■ YOUR OBJECTIVE ■
Check each line for the string "title". Give only the count of lines that have it.

[Part of a data file]
= = =

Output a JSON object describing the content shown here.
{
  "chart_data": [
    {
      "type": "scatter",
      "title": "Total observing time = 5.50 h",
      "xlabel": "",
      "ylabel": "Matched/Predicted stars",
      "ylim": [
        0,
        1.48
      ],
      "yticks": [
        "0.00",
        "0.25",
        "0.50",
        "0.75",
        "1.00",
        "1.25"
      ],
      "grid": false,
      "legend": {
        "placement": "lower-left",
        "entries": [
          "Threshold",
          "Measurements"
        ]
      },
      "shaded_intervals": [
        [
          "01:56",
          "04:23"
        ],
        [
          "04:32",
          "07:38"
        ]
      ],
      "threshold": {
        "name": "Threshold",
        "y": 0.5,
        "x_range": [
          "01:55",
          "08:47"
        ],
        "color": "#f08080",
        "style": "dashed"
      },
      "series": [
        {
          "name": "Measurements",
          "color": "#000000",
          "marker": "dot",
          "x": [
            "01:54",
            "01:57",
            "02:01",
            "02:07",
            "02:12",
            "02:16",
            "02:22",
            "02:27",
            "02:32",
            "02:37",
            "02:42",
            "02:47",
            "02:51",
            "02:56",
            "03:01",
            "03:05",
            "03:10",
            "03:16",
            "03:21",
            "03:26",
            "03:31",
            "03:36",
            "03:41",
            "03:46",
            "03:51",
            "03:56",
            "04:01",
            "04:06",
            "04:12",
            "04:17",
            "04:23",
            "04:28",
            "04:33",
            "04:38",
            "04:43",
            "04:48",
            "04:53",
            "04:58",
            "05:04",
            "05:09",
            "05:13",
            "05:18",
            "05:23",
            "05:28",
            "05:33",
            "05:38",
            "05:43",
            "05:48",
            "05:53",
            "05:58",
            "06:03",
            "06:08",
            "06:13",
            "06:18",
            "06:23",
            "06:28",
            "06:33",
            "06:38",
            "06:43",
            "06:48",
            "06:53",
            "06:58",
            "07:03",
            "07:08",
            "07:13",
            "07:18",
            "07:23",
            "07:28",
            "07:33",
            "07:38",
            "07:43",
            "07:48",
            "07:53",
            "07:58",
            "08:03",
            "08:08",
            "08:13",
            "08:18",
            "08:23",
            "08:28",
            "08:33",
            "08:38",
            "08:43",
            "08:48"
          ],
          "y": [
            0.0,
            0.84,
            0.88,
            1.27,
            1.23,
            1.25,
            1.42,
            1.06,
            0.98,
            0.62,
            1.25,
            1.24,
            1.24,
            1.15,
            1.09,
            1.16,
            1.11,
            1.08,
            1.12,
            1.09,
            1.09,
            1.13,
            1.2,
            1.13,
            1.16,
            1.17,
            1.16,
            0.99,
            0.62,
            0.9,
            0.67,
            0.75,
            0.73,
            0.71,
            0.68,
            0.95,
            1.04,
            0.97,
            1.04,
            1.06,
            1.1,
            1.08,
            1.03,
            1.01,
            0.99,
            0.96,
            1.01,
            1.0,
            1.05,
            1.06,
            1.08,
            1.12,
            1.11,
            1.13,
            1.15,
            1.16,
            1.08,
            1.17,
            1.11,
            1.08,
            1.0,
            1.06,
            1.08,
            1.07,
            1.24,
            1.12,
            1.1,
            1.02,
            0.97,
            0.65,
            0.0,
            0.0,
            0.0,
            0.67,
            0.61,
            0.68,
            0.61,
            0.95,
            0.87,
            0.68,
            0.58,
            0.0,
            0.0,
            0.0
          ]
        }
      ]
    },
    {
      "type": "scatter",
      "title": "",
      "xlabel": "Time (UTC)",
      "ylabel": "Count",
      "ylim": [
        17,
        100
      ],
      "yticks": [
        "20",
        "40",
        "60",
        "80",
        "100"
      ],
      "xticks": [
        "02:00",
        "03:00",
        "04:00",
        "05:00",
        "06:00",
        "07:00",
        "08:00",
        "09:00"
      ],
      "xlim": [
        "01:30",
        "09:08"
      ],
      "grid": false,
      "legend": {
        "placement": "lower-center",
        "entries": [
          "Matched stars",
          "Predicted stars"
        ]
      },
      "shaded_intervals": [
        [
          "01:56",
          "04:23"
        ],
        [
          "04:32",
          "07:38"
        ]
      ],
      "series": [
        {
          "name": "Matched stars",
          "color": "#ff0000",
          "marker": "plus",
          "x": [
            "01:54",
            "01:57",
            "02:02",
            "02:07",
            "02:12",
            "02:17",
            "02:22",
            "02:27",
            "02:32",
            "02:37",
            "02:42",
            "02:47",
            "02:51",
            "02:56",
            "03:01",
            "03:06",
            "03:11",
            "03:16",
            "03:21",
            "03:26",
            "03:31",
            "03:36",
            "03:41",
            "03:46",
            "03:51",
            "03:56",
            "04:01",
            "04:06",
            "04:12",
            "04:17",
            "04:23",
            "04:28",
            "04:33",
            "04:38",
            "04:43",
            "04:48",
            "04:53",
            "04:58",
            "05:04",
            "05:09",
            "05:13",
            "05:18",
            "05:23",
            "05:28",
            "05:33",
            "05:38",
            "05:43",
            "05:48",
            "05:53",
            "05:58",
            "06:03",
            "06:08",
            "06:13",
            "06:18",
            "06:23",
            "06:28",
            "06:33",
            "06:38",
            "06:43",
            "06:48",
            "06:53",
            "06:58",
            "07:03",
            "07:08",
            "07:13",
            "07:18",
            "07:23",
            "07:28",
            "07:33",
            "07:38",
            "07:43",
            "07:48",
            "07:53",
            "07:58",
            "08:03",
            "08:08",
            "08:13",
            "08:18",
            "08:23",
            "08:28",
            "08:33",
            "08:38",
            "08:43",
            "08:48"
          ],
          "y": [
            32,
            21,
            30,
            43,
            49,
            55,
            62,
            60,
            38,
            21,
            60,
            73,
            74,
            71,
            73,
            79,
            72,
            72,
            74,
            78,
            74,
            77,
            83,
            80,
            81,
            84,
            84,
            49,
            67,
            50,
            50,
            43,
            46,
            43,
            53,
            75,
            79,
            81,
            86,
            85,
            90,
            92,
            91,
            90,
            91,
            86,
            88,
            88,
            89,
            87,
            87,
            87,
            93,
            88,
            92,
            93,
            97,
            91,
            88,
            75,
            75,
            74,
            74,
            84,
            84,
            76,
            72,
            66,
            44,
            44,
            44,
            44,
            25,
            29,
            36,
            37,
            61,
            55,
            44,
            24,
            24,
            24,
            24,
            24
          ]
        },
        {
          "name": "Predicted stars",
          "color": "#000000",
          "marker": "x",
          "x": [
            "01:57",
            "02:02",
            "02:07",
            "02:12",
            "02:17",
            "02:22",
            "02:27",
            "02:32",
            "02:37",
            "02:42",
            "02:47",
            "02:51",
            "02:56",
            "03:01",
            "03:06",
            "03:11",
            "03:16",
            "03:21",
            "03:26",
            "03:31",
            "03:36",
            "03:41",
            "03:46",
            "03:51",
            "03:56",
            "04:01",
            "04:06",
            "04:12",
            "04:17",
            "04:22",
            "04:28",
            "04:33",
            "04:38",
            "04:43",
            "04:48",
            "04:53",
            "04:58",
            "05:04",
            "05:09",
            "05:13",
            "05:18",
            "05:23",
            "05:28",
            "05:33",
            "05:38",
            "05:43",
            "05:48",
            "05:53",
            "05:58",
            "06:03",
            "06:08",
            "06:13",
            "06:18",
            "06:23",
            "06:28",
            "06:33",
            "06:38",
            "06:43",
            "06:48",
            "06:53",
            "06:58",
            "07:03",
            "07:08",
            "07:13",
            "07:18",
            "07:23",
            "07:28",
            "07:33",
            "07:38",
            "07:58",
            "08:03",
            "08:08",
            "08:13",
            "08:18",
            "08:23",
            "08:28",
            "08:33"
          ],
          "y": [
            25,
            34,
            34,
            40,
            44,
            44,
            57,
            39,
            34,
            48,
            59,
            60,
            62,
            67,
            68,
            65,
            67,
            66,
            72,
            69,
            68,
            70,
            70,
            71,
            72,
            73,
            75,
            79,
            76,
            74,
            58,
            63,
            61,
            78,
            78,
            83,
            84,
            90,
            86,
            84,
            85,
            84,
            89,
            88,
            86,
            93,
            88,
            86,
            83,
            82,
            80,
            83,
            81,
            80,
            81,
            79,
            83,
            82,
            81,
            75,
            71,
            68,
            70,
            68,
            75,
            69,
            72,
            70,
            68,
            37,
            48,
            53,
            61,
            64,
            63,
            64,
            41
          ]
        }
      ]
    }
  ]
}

= = =

■ WRITTEN SOLUTION ■
2